> **Written request**
Write out all of the entries exactly as given.

> **Data rows**
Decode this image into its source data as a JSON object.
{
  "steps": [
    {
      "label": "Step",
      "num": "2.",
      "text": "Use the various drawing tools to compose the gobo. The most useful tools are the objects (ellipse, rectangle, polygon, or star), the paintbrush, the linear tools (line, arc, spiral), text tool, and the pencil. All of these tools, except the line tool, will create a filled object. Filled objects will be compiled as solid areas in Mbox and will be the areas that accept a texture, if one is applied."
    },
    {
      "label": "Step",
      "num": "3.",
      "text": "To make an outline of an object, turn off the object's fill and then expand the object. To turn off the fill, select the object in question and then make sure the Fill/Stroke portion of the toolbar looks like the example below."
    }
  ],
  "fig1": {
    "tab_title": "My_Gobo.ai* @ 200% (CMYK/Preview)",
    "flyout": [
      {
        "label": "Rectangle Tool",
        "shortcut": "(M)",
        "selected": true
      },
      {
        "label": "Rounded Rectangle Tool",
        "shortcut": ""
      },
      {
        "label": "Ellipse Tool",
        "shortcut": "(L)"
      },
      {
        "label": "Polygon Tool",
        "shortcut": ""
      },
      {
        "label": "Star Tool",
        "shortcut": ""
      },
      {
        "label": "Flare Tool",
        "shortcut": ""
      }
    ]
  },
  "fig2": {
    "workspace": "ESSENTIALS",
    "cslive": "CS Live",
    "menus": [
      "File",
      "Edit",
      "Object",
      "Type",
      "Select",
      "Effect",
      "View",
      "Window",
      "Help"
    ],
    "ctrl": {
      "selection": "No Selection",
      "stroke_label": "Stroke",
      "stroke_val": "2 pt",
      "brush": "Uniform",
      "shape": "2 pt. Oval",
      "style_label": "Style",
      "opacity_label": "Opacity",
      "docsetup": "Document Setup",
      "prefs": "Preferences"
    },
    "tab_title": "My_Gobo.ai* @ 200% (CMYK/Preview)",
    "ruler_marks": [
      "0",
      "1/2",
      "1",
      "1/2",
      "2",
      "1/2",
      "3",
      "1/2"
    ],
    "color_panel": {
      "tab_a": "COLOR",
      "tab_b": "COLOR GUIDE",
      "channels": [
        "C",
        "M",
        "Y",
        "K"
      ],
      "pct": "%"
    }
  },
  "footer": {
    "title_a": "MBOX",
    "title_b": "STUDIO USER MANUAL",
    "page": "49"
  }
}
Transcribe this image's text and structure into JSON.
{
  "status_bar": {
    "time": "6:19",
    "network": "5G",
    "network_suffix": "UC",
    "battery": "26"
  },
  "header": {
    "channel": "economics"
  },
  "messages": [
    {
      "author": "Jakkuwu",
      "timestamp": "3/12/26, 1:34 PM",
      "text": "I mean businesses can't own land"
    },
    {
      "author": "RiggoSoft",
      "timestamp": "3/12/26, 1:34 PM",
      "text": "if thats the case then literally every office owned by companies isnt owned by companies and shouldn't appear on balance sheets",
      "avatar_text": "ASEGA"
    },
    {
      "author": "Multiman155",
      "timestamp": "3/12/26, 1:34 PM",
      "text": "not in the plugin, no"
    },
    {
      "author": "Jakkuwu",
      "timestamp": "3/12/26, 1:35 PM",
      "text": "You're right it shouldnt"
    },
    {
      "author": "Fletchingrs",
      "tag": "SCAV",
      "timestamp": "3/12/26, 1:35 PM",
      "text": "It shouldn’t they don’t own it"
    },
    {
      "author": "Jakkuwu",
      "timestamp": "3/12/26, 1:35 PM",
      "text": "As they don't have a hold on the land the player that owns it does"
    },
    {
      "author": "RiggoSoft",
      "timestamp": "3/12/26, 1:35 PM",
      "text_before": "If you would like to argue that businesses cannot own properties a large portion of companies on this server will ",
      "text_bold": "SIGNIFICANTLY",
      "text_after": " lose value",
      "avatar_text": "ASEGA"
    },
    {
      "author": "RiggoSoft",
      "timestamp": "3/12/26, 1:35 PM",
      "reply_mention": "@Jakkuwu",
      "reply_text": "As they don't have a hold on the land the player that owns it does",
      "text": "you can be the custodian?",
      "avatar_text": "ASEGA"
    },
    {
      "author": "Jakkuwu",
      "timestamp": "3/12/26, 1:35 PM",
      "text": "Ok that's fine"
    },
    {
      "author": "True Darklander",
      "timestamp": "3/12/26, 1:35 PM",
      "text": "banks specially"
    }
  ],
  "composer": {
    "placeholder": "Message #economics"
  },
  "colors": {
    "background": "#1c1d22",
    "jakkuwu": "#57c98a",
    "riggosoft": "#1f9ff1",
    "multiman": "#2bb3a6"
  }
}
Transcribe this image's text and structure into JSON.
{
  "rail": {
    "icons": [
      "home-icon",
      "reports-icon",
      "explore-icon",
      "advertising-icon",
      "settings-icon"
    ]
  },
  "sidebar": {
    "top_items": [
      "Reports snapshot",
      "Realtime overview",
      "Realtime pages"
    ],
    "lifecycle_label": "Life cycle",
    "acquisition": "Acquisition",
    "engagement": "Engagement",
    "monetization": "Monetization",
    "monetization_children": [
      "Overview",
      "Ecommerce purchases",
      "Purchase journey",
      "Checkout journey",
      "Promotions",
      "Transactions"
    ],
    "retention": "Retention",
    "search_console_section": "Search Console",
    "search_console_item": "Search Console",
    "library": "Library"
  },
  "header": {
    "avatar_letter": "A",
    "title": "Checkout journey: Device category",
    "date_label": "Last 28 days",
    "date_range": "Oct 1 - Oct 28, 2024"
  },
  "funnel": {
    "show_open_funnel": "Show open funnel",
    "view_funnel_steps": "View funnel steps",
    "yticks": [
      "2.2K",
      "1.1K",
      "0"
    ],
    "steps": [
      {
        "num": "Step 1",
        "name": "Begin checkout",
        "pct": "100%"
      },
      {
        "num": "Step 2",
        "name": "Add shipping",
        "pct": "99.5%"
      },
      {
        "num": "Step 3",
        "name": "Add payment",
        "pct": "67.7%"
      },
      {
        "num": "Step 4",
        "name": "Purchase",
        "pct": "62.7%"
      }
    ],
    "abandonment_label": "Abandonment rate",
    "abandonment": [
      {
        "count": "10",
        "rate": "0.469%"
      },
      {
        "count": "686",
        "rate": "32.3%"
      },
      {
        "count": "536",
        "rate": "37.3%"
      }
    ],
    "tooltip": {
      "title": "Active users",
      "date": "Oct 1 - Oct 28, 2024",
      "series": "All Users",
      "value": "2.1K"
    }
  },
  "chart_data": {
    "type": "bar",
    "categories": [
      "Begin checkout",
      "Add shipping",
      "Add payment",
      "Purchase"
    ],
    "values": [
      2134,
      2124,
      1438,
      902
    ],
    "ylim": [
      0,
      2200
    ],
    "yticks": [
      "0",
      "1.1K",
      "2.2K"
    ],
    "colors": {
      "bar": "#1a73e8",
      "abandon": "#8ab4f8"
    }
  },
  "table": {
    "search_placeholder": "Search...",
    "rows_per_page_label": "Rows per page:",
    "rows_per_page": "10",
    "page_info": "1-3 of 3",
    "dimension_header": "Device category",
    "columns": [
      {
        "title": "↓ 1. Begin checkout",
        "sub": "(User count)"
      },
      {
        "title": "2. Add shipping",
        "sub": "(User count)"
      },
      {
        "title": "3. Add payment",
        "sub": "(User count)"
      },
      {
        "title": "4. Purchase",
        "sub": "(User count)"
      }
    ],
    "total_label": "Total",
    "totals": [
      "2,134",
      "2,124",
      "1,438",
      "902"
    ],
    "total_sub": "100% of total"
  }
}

> **Reply**
Decode this image into its source data as a JSON object.
{
  "steps": [
    {
      "label": "Step",
      "num": "2.",
      "text": "Use the various drawing tools to compose the gobo. The most useful tools are the objects (ellipse, rectangle, polygon, or star), the paintbrush, the linear tools (line, arc, spiral), text tool, and the pencil. All of these tools, except the line tool, will create a filled object. Filled objects will be compiled as solid areas in Mbox and will be the areas that accept a texture, if one is applied."
    },
    {
      "label": "Step",
      "num": "3.",
      "text": "To make an outline of an object, turn off the object's fill and then expand the object. To turn off the fill, select the object in question and then make sure the Fill/Stroke portion of the toolbar looks like the example below."
    }
  ],
  "fig1": {
    "tab_title": "My_Gobo.ai* @ 200% (CMYK/Preview)",
    "flyout": [
      {
        "label": "Rectangle Tool",
        "shortcut": "(M)",
        "selected": true
      },
      {
        "label": "Rounded Rectangle Tool",
        "shortcut": ""
      },
      {
        "label": "Ellipse Tool",
        "shortcut": "(L)"
      },
      {
        "label": "Polygon Tool",
        "shortcut": ""
      },
      {
        "label": "Star Tool",
        "shortcut": ""
      },
      {
        "label": "Flare Tool",
        "shortcut": ""
      }
    ]
  },
  "fig2": {
    "workspace": "ESSENTIALS",
    "cslive": "CS Live",
    "menus": [
      "File",
      "Edit",
      "Object",
      "Type",
      "Select",
      "Effect",
      "View",
      "Window",
      "Help"
    ],
    "ctrl": {
      "selection": "No Selection",
      "stroke_label": "Stroke",
      "stroke_val": "2 pt",
      "brush": "Uniform",
      "shape": "2 pt. Oval",
      "style_label": "Style",
      "opacity_label": "Opacity",
      "docsetup": "Document Setup",
      "prefs": "Preferences"
    },
    "tab_title": "My_Gobo.ai* @ 200% (CMYK/Preview)",
    "ruler_marks": [
      "0",
      "1/2",
      "1",
      "1/2",
      "2",
      "1/2",
      "3",
      "1/2"
    ],
    "color_panel": {
      "tab_a": "COLOR",
      "tab_b": "COLOR GUIDE",
      "channels": [
        "C",
        "M",
        "Y",
        "K"
      ],
      "pct": "%"
    }
  },
  "footer": {
    "title_a": "MBOX",
    "title_b": "STUDIO USER MANUAL",
    "page": "49"
  }
}
Transcribe this image's text and structure into JSON.
{
  "status_bar": {
    "time": "6:19",
    "network": "5G",
    "network_suffix": "UC",
    "battery": "26"
  },
  "header": {
    "channel": "economics"
  },
  "messages": [
    {
      "author": "Jakkuwu",
      "timestamp": "3/12/26, 1:34 PM",
      "text": "I mean businesses can't own land"
    },
    {
      "author": "RiggoSoft",
      "timestamp": "3/12/26, 1:34 PM",
      "text": "if thats the case then literally every office owned by companies isnt owned by companies and shouldn't appear on balance sheets",
      "avatar_text": "ASEGA"
    },
    {
      "author": "Multiman155",
      "timestamp": "3/12/26, 1:34 PM",
      "text": "not in the plugin, no"
    },
    {
      "author": "Jakkuwu",
      "timestamp": "3/12/26, 1:35 PM",
      "text": "You're right it shouldnt"
    },
    {
      "author": "Fletchingrs",
      "tag": "SCAV",
      "timestamp": "3/12/26, 1:35 PM",
      "text": "It shouldn’t they don’t own it"
    },
    {
      "author": "Jakkuwu",
      "timestamp": "3/12/26, 1:35 PM",
      "text": "As they don't have a hold on the land the player that owns it does"
    },
    {
      "author": "RiggoSoft",
      "timestamp": "3/12/26, 1:35 PM",
      "text_before": "If you would like to argue that businesses cannot own properties a large portion of companies on this server will ",
      "text_bold": "SIGNIFICANTLY",
      "text_after": " lose value",
      "avatar_text": "ASEGA"
    },
    {
      "author": "RiggoSoft",
      "timestamp": "3/12/26, 1:35 PM",
      "reply_mention": "@Jakkuwu",
      "reply_text": "As they don't have a hold on the land the player that owns it does",
      "text": "you can be the custodian?",
      "avatar_text": "ASEGA"
    },
    {
      "author": "Jakkuwu",
      "timestamp": "3/12/26, 1:35 PM",
      "text": "Ok that's fine"
    },
    {
      "author": "True Darklander",
      "timestamp": "3/12/26, 1:35 PM",
      "text": "banks specially"
    }
  ],
  "composer": {
    "placeholder": "Message #economics"
  },
  "colors": {
    "background": "#1c1d22",
    "jakkuwu": "#57c98a",
    "riggosoft": "#1f9ff1",
    "multiman": "#2bb3a6"
  }
}
Transcribe this image's text and structure into JSON.
{
  "rail": {
    "icons": [
      "home-icon",
      "reports-icon",
      "explore-icon",
      "advertising-icon",
      "settings-icon"
    ]
  },
  "sidebar": {
    "top_items": [
      "Reports snapshot",
      "Realtime overview",
      "Realtime pages"
    ],
    "lifecycle_label": "Life cycle",
    "acquisition": "Acquisition",
    "engagement": "Engagement",
    "monetization": "Monetization",
    "monetization_children": [
      "Overview",
      "Ecommerce purchases",
      "Purchase journey",
      "Checkout journey",
      "Promotions",
      "Transactions"
    ],
    "retention": "Retention",
    "search_console_section": "Search Console",
    "search_console_item": "Search Console",
    "library": "Library"
  },
  "header": {
    "avatar_letter": "A",
    "title": "Checkout journey: Device category",
    "date_label": "Last 28 days",
    "date_range": "Oct 1 - Oct 28, 2024"
  },
  "funnel": {
    "show_open_funnel": "Show open funnel",
    "view_funnel_steps": "View funnel steps",
    "yticks": [
      "2.2K",
      "1.1K",
      "0"
    ],
    "steps": [
      {
        "num": "Step 1",
        "name": "Begin checkout",
        "pct": "100%"
      },
      {
        "num": "Step 2",
        "name": "Add shipping",
        "pct": "99.5%"
      },
      {
        "num": "Step 3",
        "name": "Add payment",
        "pct": "67.7%"
      },
      {
        "num": "Step 4",
        "name": "Purchase",
        "pct": "62.7%"
      }
    ],
    "abandonment_label": "Abandonment rate",
    "abandonment": [
      {
        "count": "10",
        "rate": "0.469%"
      },
      {
        "count": "686",
        "rate": "32.3%"
      },
      {
        "count": "536",
        "rate": "37.3%"
      }
    ],
    "tooltip": {
      "title": "Active users",
      "date": "Oct 1 - Oct 28, 2024",
      "series": "All Users",
      "value": "2.1K"
    }
  },
  "chart_data": {
    "type": "bar",
    "categories": [
      "Begin checkout",
      "Add shipping",
      "Add payment",
      "Purchase"
    ],
    "values": [
      2134,
      2124,
      1438,
      902
    ],
    "ylim": [
      0,
      2200
    ],
    "yticks": [
      "0",
      "1.1K",
      "2.2K"
    ],
    "colors": {
      "bar": "#1a73e8",
      "abandon": "#8ab4f8"
    }
  },
  "table": {
    "search_placeholder": "Search...",
    "rows_per_page_label": "Rows per page:",
    "rows_per_page": "10",
    "page_info": "1-3 of 3",
    "dimension_header": "Device category",
    "columns": [
      {
        "title": "↓ 1. Begin checkout",
        "sub": "(User count)"
      },
      {
        "title": "2. Add shipping",
        "sub": "(User count)"
      },
      {
        "title": "3. Add payment",
        "sub": "(User count)"
      },
      {
        "title": "4. Purchase",
        "sub": "(User count)"
      }
    ],
    "total_label": "Total",
    "totals": [
      "2,134",
      "2,124",
      "1,438",
      "902"
    ],
    "total_sub": "100% of total"
  }
}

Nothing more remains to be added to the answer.